Problem statement:
Set down the full listing exactly, character for character.
[Input start]
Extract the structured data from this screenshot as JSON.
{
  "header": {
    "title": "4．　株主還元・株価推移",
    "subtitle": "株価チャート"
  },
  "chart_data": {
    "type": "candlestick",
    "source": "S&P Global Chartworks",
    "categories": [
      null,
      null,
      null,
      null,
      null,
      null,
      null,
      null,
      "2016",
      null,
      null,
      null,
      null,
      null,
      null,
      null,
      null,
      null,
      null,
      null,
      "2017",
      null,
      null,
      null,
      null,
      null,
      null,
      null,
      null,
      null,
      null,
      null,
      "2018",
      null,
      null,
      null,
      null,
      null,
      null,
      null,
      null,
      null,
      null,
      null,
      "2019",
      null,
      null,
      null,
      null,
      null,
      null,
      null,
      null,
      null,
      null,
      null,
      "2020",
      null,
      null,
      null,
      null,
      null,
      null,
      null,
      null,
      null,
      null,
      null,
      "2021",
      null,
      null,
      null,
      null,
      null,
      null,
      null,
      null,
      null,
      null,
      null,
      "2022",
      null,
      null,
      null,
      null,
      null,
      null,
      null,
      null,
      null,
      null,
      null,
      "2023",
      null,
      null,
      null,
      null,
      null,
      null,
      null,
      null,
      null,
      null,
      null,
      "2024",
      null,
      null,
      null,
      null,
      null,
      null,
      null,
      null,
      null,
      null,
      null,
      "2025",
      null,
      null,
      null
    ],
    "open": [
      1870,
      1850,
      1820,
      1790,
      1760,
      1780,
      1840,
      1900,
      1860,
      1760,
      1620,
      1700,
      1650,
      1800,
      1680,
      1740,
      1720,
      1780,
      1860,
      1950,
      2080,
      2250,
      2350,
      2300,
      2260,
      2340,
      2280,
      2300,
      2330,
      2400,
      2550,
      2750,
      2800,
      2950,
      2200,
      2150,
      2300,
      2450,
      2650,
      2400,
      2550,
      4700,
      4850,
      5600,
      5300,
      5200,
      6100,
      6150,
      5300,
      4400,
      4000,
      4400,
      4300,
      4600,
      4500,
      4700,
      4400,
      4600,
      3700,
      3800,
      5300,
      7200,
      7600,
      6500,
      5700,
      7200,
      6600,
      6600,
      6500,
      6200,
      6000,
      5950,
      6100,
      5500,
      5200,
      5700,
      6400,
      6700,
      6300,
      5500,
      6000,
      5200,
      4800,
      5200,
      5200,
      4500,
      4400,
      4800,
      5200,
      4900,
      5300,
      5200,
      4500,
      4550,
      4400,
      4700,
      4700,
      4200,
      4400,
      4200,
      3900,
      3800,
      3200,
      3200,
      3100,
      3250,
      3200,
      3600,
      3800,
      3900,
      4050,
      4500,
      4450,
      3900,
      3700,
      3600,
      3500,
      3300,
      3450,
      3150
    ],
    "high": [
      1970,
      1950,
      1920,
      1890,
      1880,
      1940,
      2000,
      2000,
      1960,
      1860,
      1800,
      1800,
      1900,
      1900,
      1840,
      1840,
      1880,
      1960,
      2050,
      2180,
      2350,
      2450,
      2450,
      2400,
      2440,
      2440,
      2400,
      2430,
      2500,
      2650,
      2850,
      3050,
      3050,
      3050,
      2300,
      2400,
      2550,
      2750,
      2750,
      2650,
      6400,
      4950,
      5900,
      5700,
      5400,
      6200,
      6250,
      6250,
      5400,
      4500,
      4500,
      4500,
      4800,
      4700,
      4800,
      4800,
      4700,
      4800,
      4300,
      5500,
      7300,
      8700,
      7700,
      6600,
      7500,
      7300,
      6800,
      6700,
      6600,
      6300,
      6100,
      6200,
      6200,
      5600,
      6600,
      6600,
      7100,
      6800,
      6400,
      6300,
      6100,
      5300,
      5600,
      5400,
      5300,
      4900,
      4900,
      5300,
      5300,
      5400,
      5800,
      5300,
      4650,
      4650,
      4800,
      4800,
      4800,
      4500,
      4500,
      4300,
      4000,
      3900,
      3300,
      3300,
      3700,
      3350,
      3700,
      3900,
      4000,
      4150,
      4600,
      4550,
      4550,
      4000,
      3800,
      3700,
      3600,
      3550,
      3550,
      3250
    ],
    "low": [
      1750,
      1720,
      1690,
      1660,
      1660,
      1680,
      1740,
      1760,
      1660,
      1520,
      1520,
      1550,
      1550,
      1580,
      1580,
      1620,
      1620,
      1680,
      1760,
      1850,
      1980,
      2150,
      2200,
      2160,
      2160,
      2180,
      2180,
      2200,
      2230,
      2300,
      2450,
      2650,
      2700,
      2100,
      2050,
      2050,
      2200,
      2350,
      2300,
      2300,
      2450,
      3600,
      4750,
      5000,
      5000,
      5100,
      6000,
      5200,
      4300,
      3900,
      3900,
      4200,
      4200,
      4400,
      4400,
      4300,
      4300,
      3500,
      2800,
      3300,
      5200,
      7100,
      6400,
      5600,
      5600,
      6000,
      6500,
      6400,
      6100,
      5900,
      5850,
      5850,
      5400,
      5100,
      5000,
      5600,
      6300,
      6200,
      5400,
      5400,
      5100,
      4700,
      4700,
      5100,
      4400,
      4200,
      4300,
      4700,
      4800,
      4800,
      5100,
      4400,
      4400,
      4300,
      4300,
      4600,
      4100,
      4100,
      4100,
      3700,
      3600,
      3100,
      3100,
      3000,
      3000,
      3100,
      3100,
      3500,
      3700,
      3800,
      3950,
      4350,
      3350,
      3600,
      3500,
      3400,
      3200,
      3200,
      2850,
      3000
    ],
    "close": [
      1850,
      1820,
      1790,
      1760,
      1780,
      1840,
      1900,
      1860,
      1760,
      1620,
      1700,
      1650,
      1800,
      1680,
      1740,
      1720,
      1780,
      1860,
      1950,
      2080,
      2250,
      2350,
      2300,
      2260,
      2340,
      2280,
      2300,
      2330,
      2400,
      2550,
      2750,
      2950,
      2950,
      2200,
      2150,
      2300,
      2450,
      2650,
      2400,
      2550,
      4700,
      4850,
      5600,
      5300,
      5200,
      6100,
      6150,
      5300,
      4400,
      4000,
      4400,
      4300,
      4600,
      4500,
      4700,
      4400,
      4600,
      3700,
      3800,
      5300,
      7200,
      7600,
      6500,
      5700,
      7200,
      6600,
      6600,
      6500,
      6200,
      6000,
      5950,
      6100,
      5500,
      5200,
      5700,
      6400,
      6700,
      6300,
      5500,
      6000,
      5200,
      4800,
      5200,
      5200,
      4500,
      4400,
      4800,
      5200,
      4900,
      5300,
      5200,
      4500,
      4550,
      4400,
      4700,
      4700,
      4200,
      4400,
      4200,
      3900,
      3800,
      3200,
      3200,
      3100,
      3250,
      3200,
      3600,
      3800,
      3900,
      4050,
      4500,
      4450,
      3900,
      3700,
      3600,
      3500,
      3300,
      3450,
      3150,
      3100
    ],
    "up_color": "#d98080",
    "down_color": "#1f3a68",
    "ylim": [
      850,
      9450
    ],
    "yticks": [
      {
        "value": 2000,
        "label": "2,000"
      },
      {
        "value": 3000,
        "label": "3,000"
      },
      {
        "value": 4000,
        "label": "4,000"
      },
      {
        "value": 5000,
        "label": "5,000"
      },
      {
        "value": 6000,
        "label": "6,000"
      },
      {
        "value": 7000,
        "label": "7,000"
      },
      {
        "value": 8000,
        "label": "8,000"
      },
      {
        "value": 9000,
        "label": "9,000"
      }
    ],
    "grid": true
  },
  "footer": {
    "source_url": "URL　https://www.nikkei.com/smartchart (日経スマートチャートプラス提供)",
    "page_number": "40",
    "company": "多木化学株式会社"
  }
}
[Input end]
Output of the task:
Extract the structured data from this screenshot as JSON.
{
  "header": {
    "title": "4．　株主還元・株価推移",
    "subtitle": "株価チャート"
  },
  "chart_data": {
    "type": "candlestick",
    "source": "S&P Global Chartworks",
    "categories": [
      null,
      null,
      null,
      null,
      null,
      null,
      null,
      null,
      "2016",
      null,
      null,
      null,
      null,
      null,
      null,
      null,
      null,
      null,
      null,
      null,
      "2017",
      null,
      null,
      null,
      null,
      null,
      null,
      null,
      null,
      null,
      null,
      null,
      "2018",
      null,
      null,
      null,
      null,
      null,
      null,
      null,
      null,
      null,
      null,
      null,
      "2019",
      null,
      null,
      null,
      null,
      null,
      null,
      null,
      null,
      null,
      null,
      null,
      "2020",
      null,
      null,
      null,
      null,
      null,
      null,
      null,
      null,
      null,
      null,
      null,
      "2021",
      null,
      null,
      null,
      null,
      null,
      null,
      null,
      null,
      null,
      null,
      null,
      "2022",
      null,
      null,
      null,
      null,
      null,
      null,
      null,
      null,
      null,
      null,
      null,
      "2023",
      null,
      null,
      null,
      null,
      null,
      null,
      null,
      null,
      null,
      null,
      null,
      "2024",
      null,
      null,
      null,
      null,
      null,
      null,
      null,
      null,
      null,
      null,
      null,
      "2025",
      null,
      null,
      null
    ],
    "open": [
      1870,
      1850,
      1820,
      1790,
      1760,
      1780,
      1840,
      1900,
      1860,
      1760,
      1620,
      1700,
      1650,
      1800,
      1680,
      1740,
      1720,
      1780,
      1860,
      1950,
      2080,
      2250,
      2350,
      2300,
      2260,
      2340,
      2280,
      2300,
      2330,
      2400,
      2550,
      2750,
      2800,
      2950,
      2200,
      2150,
      2300,
      2450,
      2650,
      2400,
      2550,
      4700,
      4850,
      5600,
      5300,
      5200,
      6100,
      6150,
      5300,
      4400,
      4000,
      4400,
      4300,
      4600,
      4500,
      4700,
      4400,
      4600,
      3700,
      3800,
      5300,
      7200,
      7600,
      6500,
      5700,
      7200,
      6600,
      6600,
      6500,
      6200,
      6000,
      5950,
      6100,
      5500,
      5200,
      5700,
      6400,
      6700,
      6300,
      5500,
      6000,
      5200,
      4800,
      5200,
      5200,
      4500,
      4400,
      4800,
      5200,
      4900,
      5300,
      5200,
      4500,
      4550,
      4400,
      4700,
      4700,
      4200,
      4400,
      4200,
      3900,
      3800,
      3200,
      3200,
      3100,
      3250,
      3200,
      3600,
      3800,
      3900,
      4050,
      4500,
      4450,
      3900,
      3700,
      3600,
      3500,
      3300,
      3450,
      3150
    ],
    "high": [
      1970,
      1950,
      1920,
      1890,
      1880,
      1940,
      2000,
      2000,
      1960,
      1860,
      1800,
      1800,
      1900,
      1900,
      1840,
      1840,
      1880,
      1960,
      2050,
      2180,
      2350,
      2450,
      2450,
      2400,
      2440,
      2440,
      2400,
      2430,
      2500,
      2650,
      2850,
      3050,
      3050,
      3050,
      2300,
      2400,
      2550,
      2750,
      2750,
      2650,
      6400,
      4950,
      5900,
      5700,
      5400,
      6200,
      6250,
      6250,
      5400,
      4500,
      4500,
      4500,
      4800,
      4700,
      4800,
      4800,
      4700,
      4800,
      4300,
      5500,
      7300,
      8700,
      7700,
      6600,
      7500,
      7300,
      6800,
      6700,
      6600,
      6300,
      6100,
      6200,
      6200,
      5600,
      6600,
      6600,
      7100,
      6800,
      6400,
      6300,
      6100,
      5300,
      5600,
      5400,
      5300,
      4900,
      4900,
      5300,
      5300,
      5400,
      5800,
      5300,
      4650,
      4650,
      4800,
      4800,
      4800,
      4500,
      4500,
      4300,
      4000,
      3900,
      3300,
      3300,
      3700,
      3350,
      3700,
      3900,
      4000,
      4150,
      4600,
      4550,
      4550,
      4000,
      3800,
      3700,
      3600,
      3550,
      3550,
      3250
    ],
    "low": [
      1750,
      1720,
      1690,
      1660,
      1660,
      1680,
      1740,
      1760,
      1660,
      1520,
      1520,
      1550,
      1550,
      1580,
      1580,
      1620,
      1620,
      1680,
      1760,
      1850,
      1980,
      2150,
      2200,
      2160,
      2160,
      2180,
      2180,
      2200,
      2230,
      2300,
      2450,
      2650,
      2700,
      2100,
      2050,
      2050,
      2200,
      2350,
      2300,
      2300,
      2450,
      3600,
      4750,
      5000,
      5000,
      5100,
      6000,
      5200,
      4300,
      3900,
      3900,
      4200,
      4200,
      4400,
      4400,
      4300,
      4300,
      3500,
      2800,
      3300,
      5200,
      7100,
      6400,
      5600,
      5600,
      6000,
      6500,
      6400,
      6100,
      5900,
      5850,
      5850,
      5400,
      5100,
      5000,
      5600,
      6300,
      6200,
      5400,
      5400,
      5100,
      4700,
      4700,
      5100,
      4400,
      4200,
      4300,
      4700,
      4800,
      4800,
      5100,
      4400,
      4400,
      4300,
      4300,
      4600,
      4100,
      4100,
      4100,
      3700,
      3600,
      3100,
      3100,
      3000,
      3000,
      3100,
      3100,
      3500,
      3700,
      3800,
      3950,
      4350,
      3350,
      3600,
      3500,
      3400,
      3200,
      3200,
      2850,
      3000
    ],
    "close": [
      1850,
      1820,
      1790,
      1760,
      1780,
      1840,
      1900,
      1860,
      1760,
      1620,
      1700,
      1650,
      1800,
      1680,
      1740,
      1720,
      1780,
      1860,
      1950,
      2080,
      2250,
      2350,
      2300,
      2260,
      2340,
      2280,
      2300,
      2330,
      2400,
      2550,
      2750,
      2950,
      2950,
      2200,
      2150,
      2300,
      2450,
      2650,
      2400,
      2550,
      4700,
      4850,
      5600,
      5300,
      5200,
      6100,
      6150,
      5300,
      4400,
      4000,
      4400,
      4300,
      4600,
      4500,
      4700,
      4400,
      4600,
      3700,
      3800,
      5300,
      7200,
      7600,
      6500,
      5700,
      7200,
      6600,
      6600,
      6500,
      6200,
      6000,
      5950,
      6100,
      5500,
      5200,
      5700,
      6400,
      6700,
      6300,
      5500,
      6000,
      5200,
      4800,
      5200,
      5200,
      4500,
      4400,
      4800,
      5200,
      4900,
      5300,
      5200,
      4500,
      4550,
      4400,
      4700,
      4700,
      4200,
      4400,
      4200,
      3900,
      3800,
      3200,
      3200,
      3100,
      3250,
      3200,
      3600,
      3800,
      3900,
      4050,
      4500,
      4450,
      3900,
      3700,
      3600,
      3500,
      3300,
      3450,
      3150,
      3100
    ],
    "up_color": "#d98080",
    "down_color": "#1f3a68",
    "ylim": [
      850,
      9450
    ],
    "yticks": [
      {
        "value": 2000,
        "label": "2,000"
      },
      {
        "value": 3000,
        "label": "3,000"
      },
      {
        "value": 4000,
        "label": "4,000"
      },
      {
        "value": 5000,
        "label": "5,000"
      },
      {
        "value": 6000,
        "label": "6,000"
      },
      {
        "value": 7000,
        "label": "7,000"
      },
      {
        "value": 8000,
        "label": "8,000"
      },
      {
        "value": 9000,
        "label": "9,000"
      }
    ],
    "grid": true
  },
  "footer": {
    "source_url": "URL　https://www.nikkei.com/smartchart (日経スマートチャートプラス提供)",
    "page_number": "40",
    "company": "多木化学株式会社"
  }
}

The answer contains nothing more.